How many lines in the records below hold the string "trial"? Answer with the number alone.

### RECORDS SHOWN

-- begin --

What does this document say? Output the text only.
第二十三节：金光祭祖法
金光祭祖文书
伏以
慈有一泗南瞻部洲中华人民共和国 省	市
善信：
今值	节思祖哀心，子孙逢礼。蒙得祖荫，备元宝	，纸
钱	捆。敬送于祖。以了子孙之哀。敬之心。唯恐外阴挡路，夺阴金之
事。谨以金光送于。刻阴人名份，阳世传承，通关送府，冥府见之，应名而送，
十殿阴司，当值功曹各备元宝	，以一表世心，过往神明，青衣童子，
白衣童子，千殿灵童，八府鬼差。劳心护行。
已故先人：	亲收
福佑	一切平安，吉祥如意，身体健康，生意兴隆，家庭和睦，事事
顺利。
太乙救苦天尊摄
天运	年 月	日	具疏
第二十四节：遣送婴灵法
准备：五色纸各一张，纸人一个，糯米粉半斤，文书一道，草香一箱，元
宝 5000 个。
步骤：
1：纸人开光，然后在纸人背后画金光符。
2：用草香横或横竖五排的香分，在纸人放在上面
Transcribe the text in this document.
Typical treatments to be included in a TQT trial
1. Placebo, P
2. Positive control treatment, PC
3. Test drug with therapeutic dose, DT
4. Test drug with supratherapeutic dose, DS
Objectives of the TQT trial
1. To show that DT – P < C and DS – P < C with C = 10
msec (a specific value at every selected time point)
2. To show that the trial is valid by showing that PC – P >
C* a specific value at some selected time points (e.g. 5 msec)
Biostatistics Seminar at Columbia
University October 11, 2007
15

-- end --
-- begin --

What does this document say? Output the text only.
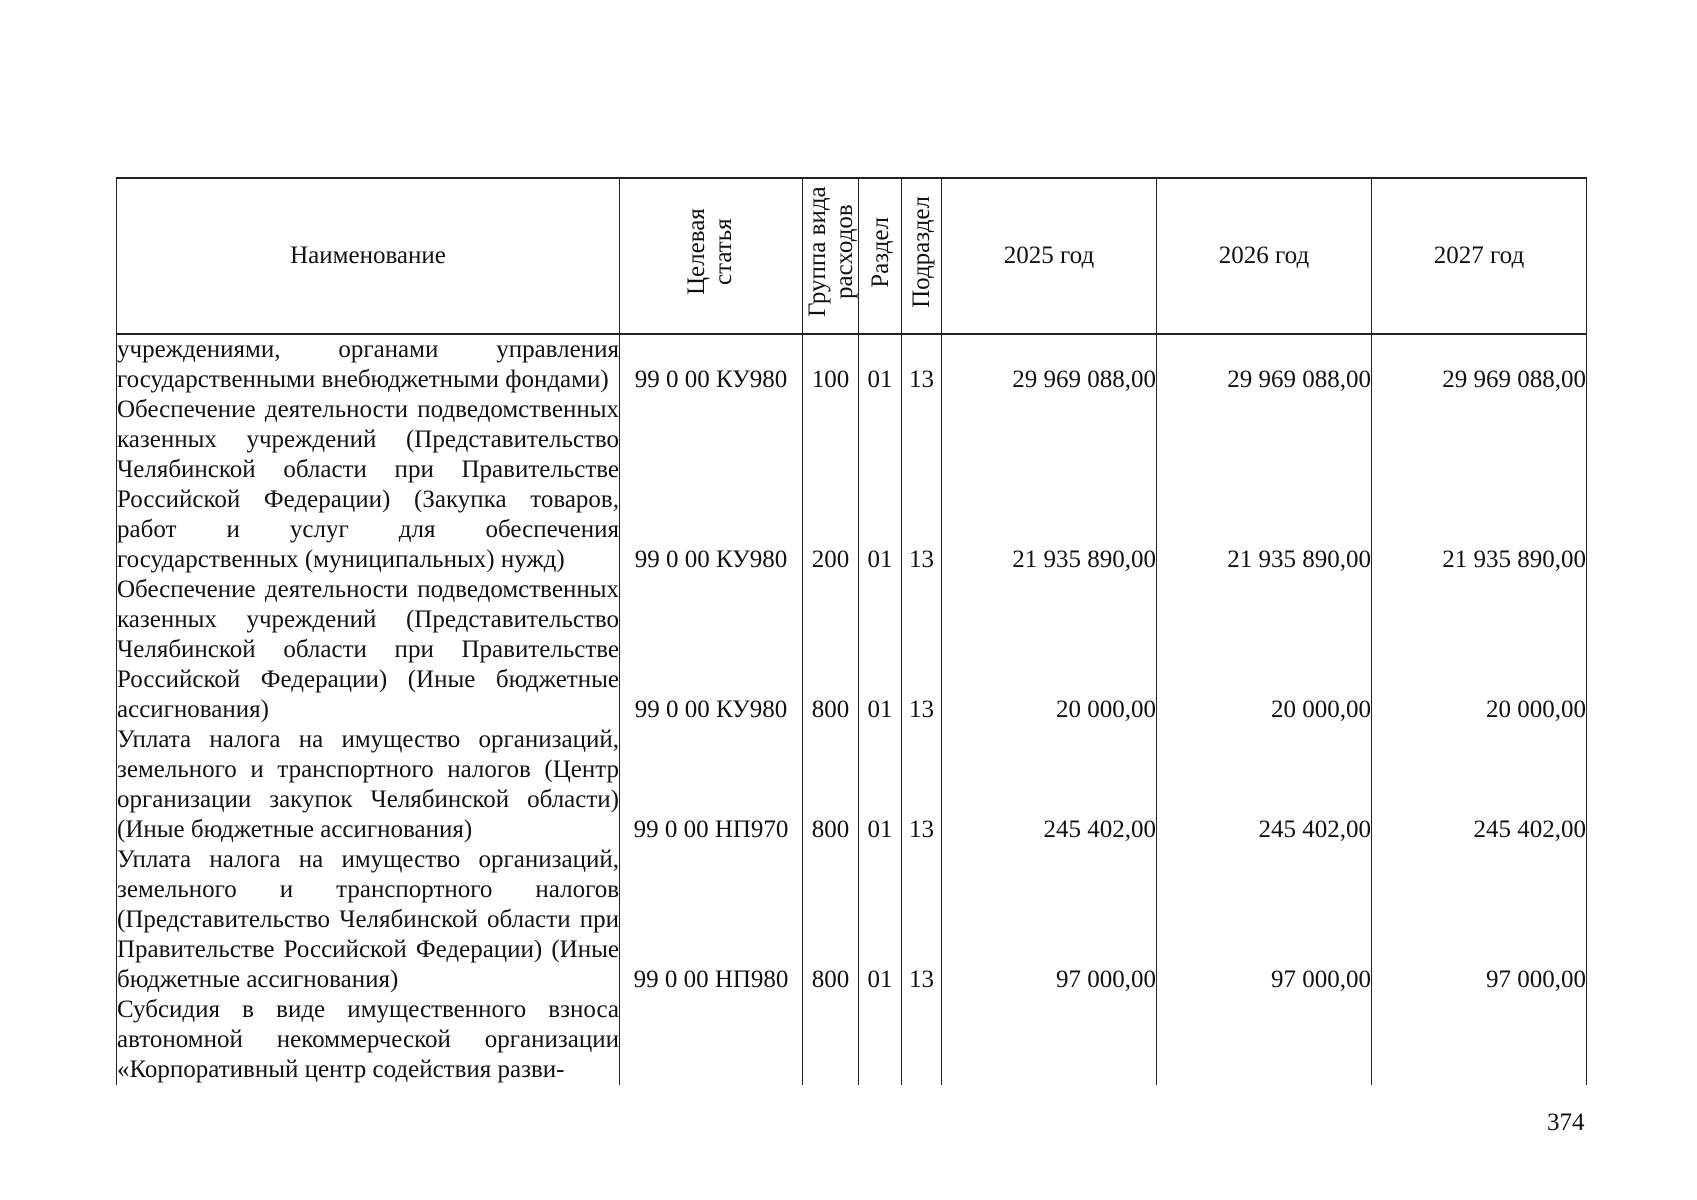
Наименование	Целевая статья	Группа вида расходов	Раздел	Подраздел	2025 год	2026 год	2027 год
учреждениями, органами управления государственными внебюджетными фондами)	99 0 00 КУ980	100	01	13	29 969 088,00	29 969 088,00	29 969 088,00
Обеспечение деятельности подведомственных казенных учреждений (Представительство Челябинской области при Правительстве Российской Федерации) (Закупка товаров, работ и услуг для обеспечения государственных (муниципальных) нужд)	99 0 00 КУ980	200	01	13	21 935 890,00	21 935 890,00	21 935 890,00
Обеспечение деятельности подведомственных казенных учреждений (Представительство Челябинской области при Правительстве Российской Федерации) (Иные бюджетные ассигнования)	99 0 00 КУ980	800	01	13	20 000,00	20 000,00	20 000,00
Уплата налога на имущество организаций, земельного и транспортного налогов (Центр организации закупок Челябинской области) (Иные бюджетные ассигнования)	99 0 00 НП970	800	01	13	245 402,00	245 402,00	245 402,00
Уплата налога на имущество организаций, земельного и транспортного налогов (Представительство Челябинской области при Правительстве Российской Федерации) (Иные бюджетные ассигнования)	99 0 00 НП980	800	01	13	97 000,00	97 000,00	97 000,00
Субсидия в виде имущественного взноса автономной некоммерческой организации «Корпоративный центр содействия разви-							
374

-- end --

### WRITTEN REPLY
3